PASSAGE GIVEN:
Wednesday, December 14, 2016

STM32 Cortex M3 Series - [STM32F103C8T6] - #1 - LED Blinking

So finally after three months, here I am with one of the first posts on the ARM STM32 Cortex M3 series after working for about 3-4 months from now.  The 8-bit controllers seem somewhat ugly in comparison to the powerful 32-bit ARM architecture, boasting a hell lot of peripherals- DMA's, OTG, Ethernet and hundreds of GPIO's(Obviously, I've still not touched them and in my learning process). This becomes a different ball game as the application for which you might be needing this for, won't require this much of computational prowess. Starting with the very 'Hello World' of every hardware project which is the LED blinking:

The IDE I've been using is the CooCox IDE, a very decent IDE along with the arm toolchain for arm programming with the good amount of online community for sample codes. There are two ways that we can program using this IDE:
  1. Using the existing well versed and documented libraries of the stmf103xx  series, which I've used currently and this blog has been helpful to me regarding the programming of the series.

SHORT PROBLEM 1: Determine whether each statement below agrees with the STM32 post: (a) the author's IDE is CooCox; (b) the author finds 8-bit controllers more appealing than the 32-bit ARM architecture; (c) LED blinking is presented as the "Hello World" of hardware projects. Answer each with yes or no and quote the deciding words of the text.
SHORT PROBLEM 2: Extend the STM32 post, beginning immediately after its final sentence.

RECORD EXTRACTS:
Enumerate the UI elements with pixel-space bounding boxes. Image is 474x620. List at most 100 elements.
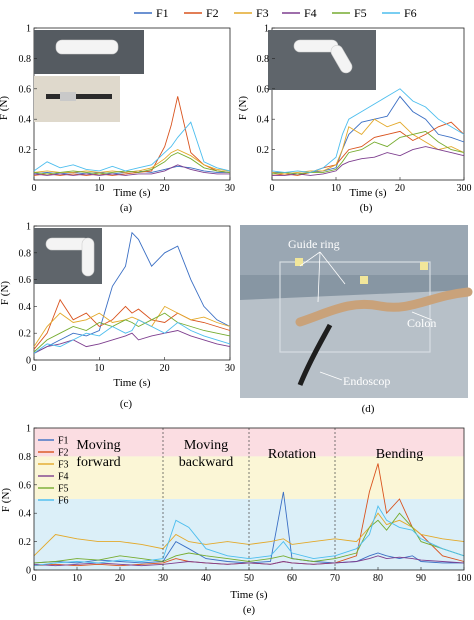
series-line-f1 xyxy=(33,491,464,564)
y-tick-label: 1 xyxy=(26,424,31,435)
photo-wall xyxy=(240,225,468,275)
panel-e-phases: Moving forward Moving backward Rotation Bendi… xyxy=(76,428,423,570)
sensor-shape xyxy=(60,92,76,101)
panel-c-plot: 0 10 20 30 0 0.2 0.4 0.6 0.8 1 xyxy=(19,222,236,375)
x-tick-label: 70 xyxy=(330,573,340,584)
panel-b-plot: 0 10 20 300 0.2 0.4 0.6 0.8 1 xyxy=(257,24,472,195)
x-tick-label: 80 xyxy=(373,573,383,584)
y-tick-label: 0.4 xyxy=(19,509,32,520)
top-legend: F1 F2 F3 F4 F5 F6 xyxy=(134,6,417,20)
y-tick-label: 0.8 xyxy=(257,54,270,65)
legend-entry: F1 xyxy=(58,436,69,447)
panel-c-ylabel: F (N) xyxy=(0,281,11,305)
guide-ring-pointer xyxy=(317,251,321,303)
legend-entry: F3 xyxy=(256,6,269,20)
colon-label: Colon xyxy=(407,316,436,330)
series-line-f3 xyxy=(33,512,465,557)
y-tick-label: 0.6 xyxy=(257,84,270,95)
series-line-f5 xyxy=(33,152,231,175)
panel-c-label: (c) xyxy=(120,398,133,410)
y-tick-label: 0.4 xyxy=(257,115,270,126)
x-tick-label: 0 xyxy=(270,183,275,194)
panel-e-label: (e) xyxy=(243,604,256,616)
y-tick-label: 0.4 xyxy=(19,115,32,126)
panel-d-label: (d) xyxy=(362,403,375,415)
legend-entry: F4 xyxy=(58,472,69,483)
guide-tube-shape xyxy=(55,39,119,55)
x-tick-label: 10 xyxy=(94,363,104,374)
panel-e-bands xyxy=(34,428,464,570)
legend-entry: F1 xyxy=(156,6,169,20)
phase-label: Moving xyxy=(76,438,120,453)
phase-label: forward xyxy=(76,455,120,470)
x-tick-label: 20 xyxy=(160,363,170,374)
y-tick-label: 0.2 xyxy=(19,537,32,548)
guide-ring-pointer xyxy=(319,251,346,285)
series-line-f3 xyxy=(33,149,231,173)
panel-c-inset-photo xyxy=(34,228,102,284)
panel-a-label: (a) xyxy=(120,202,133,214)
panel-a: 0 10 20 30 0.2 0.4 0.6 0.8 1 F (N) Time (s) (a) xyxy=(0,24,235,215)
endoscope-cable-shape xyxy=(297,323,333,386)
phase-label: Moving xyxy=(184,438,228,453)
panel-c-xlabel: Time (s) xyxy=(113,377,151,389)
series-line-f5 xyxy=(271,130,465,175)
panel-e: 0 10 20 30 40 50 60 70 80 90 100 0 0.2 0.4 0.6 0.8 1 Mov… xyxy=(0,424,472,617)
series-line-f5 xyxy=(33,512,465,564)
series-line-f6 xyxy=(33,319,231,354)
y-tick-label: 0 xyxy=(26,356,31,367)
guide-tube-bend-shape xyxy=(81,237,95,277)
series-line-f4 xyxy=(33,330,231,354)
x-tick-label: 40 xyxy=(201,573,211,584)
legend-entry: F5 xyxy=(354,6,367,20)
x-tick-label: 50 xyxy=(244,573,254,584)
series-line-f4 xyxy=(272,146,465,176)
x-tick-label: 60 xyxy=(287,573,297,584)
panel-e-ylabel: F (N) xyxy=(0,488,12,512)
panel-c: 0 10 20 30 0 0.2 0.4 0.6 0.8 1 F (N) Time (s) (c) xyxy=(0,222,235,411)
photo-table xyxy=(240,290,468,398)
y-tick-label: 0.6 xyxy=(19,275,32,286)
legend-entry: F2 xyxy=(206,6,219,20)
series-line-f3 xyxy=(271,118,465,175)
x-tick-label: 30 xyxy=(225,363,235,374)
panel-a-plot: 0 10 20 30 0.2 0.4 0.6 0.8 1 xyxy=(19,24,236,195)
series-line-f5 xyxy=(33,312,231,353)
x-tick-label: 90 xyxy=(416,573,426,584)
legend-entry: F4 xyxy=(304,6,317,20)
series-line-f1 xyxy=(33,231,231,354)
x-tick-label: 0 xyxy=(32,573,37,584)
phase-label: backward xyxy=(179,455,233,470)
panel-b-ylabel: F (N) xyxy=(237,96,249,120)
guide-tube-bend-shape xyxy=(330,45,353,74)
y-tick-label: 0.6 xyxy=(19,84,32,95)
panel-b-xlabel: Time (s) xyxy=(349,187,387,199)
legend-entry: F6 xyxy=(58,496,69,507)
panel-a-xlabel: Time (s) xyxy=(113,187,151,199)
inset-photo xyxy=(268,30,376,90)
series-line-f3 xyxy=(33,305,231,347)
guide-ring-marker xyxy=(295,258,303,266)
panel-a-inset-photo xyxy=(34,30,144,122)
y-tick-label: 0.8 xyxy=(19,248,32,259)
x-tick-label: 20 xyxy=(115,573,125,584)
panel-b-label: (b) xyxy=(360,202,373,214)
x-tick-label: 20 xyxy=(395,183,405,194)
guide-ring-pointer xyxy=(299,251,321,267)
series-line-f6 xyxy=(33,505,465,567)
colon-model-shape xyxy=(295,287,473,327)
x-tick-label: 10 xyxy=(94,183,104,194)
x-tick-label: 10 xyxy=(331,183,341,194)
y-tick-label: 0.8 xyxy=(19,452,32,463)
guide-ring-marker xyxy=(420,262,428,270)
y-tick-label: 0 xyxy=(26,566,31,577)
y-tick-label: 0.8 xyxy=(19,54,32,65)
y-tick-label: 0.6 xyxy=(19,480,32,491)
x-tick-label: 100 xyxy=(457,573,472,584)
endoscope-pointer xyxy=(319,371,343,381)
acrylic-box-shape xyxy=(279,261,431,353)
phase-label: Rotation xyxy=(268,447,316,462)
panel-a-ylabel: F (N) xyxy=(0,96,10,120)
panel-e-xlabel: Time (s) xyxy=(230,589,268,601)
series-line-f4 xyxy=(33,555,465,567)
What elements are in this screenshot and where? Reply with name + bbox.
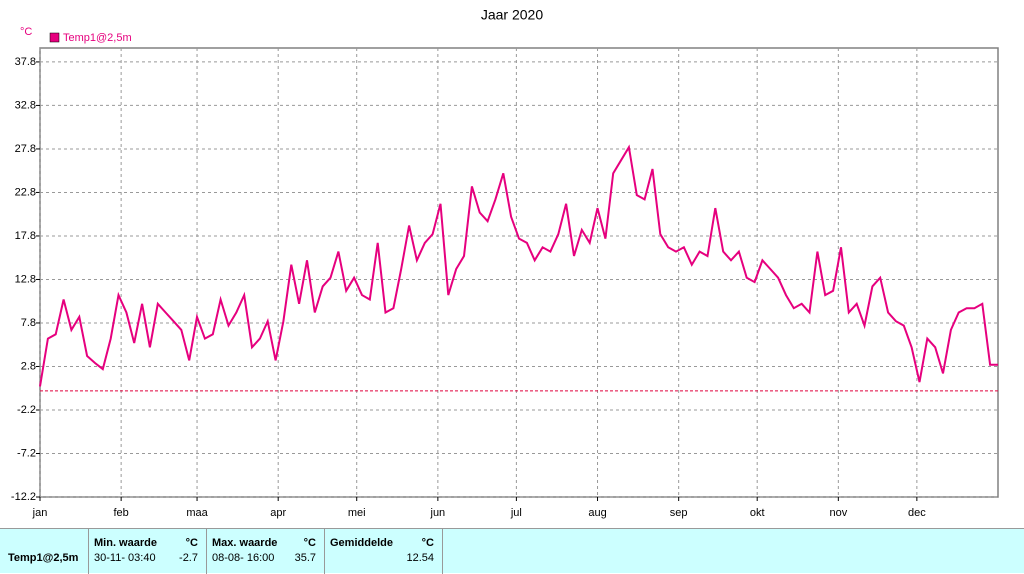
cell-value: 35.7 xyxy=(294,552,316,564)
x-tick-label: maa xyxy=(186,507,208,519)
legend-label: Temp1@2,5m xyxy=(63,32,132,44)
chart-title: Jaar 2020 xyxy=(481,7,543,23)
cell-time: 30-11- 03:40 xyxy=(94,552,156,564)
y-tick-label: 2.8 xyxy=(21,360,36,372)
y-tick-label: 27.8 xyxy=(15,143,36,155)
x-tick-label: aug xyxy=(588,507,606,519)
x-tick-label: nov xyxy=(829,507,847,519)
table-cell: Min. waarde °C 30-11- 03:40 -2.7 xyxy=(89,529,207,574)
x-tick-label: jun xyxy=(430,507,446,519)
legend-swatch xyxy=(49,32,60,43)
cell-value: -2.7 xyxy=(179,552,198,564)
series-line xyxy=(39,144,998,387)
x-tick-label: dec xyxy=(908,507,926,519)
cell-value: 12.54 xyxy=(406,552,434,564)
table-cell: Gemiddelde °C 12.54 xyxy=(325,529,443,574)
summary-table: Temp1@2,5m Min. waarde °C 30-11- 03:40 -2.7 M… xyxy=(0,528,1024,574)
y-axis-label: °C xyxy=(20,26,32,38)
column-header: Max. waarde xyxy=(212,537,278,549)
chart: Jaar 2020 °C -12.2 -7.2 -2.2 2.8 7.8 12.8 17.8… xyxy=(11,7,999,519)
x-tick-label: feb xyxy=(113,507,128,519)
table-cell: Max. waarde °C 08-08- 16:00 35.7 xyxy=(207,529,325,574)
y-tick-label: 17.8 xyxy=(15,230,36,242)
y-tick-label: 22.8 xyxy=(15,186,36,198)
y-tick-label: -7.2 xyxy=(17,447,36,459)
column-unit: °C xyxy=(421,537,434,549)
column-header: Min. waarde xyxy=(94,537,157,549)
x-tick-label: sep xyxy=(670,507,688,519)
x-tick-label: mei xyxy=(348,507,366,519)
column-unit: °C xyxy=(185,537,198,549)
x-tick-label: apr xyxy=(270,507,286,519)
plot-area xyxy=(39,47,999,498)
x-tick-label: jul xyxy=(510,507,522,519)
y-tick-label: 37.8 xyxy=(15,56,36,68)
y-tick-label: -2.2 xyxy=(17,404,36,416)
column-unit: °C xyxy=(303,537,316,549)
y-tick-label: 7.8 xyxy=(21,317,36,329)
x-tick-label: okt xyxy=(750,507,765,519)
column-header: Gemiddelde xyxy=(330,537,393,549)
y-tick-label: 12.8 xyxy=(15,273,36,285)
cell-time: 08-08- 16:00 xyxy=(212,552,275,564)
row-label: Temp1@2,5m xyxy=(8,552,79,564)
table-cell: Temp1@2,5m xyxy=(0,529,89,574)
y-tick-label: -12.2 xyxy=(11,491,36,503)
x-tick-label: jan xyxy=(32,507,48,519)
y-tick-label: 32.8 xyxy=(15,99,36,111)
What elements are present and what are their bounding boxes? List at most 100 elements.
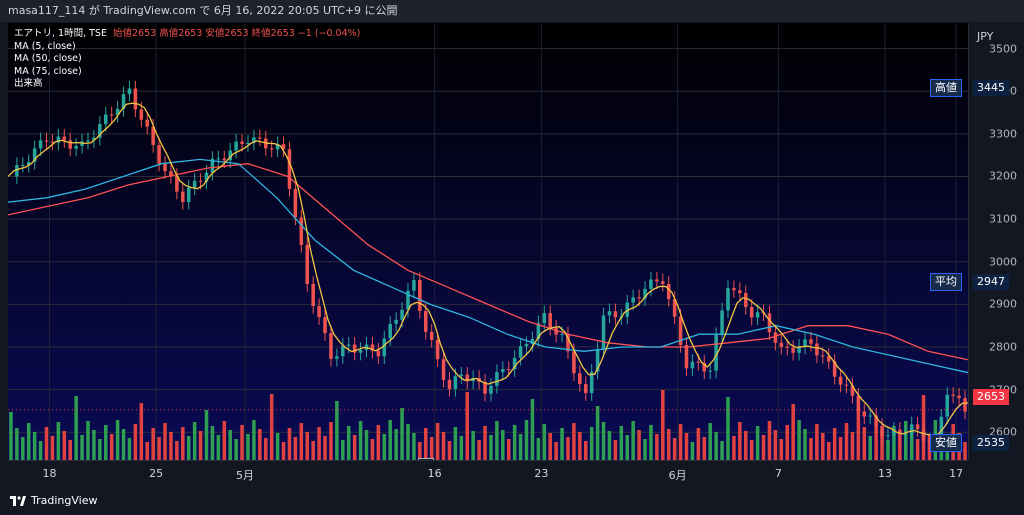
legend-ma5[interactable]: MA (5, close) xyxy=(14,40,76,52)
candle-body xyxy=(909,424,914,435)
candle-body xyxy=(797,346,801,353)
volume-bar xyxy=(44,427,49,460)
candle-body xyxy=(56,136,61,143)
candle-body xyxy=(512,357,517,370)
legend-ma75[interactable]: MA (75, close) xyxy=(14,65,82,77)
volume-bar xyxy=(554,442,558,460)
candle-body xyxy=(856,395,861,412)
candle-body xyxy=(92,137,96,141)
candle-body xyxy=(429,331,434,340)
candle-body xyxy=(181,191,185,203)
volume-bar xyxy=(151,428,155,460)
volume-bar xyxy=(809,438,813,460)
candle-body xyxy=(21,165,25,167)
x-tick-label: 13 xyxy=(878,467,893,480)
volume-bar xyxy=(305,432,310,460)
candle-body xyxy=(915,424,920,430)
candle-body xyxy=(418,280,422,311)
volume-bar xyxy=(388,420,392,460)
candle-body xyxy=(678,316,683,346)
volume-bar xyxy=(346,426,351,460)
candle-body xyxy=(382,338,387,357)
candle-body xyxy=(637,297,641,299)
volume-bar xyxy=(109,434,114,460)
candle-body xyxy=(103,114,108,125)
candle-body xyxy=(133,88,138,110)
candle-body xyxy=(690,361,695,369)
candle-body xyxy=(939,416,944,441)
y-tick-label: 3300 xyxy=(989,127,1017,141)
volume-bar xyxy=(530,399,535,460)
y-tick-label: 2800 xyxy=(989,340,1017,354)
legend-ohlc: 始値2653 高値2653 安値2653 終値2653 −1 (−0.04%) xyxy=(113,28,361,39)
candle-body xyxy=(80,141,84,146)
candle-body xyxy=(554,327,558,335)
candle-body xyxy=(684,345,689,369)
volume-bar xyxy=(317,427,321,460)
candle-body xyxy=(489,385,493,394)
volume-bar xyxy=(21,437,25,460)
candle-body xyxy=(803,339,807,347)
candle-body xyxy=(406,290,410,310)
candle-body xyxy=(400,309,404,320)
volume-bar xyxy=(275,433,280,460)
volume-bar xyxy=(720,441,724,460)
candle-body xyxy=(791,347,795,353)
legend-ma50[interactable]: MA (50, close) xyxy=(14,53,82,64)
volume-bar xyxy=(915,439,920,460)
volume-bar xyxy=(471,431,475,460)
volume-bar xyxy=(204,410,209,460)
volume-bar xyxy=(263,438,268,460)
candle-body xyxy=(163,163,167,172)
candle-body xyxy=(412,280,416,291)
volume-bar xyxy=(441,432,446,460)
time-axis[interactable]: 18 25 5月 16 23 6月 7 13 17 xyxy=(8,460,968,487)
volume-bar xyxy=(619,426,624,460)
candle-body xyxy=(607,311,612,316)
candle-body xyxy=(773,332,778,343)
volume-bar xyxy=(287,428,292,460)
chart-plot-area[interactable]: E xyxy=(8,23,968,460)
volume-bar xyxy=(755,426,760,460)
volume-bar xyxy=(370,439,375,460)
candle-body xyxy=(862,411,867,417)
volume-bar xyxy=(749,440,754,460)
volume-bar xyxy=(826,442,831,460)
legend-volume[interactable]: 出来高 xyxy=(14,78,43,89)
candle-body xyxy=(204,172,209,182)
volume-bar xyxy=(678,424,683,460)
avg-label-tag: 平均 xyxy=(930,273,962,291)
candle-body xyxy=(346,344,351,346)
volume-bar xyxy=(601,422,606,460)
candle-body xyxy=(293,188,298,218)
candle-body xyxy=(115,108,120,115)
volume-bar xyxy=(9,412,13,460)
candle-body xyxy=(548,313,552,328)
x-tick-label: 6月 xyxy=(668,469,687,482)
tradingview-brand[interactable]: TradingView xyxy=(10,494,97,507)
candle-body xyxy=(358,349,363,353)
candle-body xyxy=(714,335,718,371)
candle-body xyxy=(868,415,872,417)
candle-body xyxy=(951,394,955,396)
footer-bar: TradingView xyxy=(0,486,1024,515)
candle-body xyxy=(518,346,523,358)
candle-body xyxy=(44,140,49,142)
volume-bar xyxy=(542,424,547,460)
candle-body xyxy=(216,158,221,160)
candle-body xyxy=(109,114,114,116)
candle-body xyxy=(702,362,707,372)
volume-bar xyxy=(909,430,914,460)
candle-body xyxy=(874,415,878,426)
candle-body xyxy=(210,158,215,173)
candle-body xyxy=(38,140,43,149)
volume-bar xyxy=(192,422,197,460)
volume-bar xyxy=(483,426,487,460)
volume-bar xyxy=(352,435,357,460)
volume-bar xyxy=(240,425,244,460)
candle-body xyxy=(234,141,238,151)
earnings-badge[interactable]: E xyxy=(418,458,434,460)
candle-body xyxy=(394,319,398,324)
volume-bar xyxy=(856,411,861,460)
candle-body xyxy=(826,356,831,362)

RESPONSE 1:
(a) Yes: "The IDE I've been using is the CooCox IDE"
(b) No: "The 8-bit controllers seem somewhat ugly in comparison to the powerful 32-bit ARM architecture"
(c) Yes: "the very 'Hello World' of every hardware project which is the LED blinking"

RESPONSE 2:
  2. Secondly, one could use the low, register level programming using just the stm basic library and well documented in the YouTube tutorials by Patrick Hood Daniel.
The final goal is to light up an LED so we'll need to setup the GPIO's or the port for the LED blinking. Before we begin, it would be easier if you would have the reference manual (and not the datasheet) in the background.

  1. The Cortex M3 core is connected to different peripherals via different buses. These buses are prominent parts of arm architecture known as the AHB, or the Advanced High-performance Bus.  The AHB is then connected to different APBs,  which is the Advanced Peripheral Bus(APB). From the datasheet information given below:

    figure 1. Architecture diagram, AHB and APB2 buses

    We can see that the GPIO's are driven by the clock from the APB2 bus, clocking at a maximum of 72Mhz. So our, first task will be to enable the clock source for these GPIO's. 
  2. Next,  as we are going to use the GPIO's. We need to specify the parameters for the port or pin to work - input or output, type of input or output etc. as with the case with every microcontroller. 
    The following are the types of Input and output types available on the GPIO's as given in the reference manual(Pg.158, section 9.1)
Figure 2. Input and output pin configurations

Figure 3. Basic input and output block Structure of the GPIO's 

Here's a brief on the types of these pins:
  • Input floating : In these pins the singals are in a 'Floating' state or tri-state. Meaning the signals are of no use unless they are pulled up or down by a high source or the output is in some definite state.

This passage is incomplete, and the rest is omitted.